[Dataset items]
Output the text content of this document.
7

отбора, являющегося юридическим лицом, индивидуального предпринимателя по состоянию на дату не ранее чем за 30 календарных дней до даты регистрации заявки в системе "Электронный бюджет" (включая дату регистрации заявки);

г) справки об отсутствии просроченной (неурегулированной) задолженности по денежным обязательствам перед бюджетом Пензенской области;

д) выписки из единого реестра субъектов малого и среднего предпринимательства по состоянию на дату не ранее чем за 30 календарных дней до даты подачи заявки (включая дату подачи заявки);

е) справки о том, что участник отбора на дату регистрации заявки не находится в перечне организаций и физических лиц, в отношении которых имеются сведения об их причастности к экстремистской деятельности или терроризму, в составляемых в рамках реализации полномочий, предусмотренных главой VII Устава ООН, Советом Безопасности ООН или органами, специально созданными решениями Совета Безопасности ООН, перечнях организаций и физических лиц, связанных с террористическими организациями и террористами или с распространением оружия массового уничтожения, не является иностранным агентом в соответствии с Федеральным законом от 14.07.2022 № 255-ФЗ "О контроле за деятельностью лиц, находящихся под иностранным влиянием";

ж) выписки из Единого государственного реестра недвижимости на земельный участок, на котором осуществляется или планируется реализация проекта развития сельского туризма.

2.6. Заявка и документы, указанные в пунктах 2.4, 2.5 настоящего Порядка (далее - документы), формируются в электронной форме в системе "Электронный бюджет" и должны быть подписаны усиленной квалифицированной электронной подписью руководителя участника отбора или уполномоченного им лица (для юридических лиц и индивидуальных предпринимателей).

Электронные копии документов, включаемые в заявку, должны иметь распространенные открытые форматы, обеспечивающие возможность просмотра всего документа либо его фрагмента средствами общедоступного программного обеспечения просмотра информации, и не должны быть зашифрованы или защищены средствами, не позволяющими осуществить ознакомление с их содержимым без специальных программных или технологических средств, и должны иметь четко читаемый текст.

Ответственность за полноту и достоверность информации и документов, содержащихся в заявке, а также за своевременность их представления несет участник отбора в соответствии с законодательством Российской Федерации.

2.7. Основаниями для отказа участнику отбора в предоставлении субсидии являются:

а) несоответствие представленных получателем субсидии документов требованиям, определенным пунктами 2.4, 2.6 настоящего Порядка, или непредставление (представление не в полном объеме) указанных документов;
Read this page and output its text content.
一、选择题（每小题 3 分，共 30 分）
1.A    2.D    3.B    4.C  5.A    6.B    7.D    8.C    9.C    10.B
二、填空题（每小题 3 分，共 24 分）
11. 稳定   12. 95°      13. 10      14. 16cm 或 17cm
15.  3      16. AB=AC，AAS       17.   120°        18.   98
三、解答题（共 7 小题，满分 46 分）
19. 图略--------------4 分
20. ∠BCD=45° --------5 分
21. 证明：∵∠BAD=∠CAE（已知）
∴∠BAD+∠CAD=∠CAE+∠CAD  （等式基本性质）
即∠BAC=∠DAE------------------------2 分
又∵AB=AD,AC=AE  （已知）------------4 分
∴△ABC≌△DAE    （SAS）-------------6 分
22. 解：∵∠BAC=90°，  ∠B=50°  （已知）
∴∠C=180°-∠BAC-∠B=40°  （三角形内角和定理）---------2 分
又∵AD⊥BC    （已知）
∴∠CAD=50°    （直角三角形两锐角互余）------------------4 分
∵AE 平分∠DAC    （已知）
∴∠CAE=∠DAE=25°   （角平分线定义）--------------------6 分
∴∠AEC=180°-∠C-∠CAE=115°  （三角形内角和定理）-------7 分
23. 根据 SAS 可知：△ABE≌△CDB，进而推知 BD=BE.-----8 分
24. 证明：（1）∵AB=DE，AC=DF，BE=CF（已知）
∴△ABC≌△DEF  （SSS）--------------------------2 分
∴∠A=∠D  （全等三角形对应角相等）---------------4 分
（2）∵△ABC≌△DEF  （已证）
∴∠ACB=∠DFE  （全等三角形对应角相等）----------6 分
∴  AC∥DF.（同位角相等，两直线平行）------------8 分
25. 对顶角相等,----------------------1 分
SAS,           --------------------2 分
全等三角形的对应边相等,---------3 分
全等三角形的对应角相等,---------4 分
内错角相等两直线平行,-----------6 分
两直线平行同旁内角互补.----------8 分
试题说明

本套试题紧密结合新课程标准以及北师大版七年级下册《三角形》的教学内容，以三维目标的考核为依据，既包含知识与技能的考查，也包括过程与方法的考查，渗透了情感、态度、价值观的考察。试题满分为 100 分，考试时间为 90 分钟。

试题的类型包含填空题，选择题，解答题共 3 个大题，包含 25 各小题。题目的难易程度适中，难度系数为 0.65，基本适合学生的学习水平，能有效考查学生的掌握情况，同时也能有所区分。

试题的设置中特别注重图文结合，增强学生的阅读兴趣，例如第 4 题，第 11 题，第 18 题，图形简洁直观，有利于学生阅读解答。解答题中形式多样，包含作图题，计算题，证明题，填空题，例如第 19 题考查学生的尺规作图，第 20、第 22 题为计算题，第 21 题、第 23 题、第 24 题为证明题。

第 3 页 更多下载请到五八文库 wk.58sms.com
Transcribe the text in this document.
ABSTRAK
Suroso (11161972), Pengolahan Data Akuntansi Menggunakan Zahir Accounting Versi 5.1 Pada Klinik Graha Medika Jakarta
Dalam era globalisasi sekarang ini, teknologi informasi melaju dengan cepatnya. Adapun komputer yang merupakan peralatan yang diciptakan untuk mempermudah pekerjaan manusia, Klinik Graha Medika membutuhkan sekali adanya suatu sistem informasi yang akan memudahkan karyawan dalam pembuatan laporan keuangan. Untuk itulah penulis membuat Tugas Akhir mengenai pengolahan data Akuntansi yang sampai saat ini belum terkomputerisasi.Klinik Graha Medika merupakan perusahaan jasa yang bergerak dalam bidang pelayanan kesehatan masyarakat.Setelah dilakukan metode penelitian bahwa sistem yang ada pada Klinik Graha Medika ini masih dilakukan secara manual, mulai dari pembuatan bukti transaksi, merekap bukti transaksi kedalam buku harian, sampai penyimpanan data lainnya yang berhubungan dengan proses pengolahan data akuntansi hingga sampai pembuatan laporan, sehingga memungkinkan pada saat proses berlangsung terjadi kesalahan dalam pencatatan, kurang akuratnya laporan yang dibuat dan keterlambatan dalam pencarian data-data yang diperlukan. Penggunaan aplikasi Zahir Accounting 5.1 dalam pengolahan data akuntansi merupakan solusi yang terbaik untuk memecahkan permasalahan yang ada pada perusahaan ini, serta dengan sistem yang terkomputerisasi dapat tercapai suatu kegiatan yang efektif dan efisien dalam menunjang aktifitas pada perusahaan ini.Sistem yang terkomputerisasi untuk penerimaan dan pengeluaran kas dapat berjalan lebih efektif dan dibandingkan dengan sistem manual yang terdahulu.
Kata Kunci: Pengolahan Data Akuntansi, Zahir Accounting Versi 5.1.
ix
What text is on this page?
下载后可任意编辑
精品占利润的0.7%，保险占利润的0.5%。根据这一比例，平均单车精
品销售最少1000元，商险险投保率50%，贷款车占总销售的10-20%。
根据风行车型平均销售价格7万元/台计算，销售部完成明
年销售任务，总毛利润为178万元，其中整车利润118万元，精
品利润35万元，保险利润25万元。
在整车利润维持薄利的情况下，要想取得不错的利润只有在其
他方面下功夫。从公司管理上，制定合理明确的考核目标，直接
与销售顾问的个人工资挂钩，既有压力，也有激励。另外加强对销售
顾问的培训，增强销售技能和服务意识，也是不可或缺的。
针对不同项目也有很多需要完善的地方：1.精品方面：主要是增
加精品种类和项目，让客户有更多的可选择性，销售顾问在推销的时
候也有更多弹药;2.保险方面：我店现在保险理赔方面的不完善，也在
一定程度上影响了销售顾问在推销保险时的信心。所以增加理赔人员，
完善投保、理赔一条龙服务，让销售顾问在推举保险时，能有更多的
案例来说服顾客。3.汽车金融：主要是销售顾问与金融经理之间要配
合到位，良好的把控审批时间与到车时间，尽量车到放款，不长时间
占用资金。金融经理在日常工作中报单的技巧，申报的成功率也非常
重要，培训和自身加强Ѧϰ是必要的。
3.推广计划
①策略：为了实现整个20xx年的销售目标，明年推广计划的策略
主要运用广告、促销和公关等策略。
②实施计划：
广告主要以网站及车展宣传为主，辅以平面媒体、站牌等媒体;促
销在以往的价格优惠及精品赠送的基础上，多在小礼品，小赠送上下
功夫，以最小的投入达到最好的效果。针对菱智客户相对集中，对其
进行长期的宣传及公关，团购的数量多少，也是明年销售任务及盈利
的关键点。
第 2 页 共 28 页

◆ **Directions for this task**: Display every line of the listing that contains the string "三角形内角和定理".

◆ **Task output**:
∴∠C=180°-∠BAC-∠B=40°  （三角形内角和定理）---------2 分
∴∠AEC=180°-∠C-∠CAE=115°  （三角形内角和定理）-------7 分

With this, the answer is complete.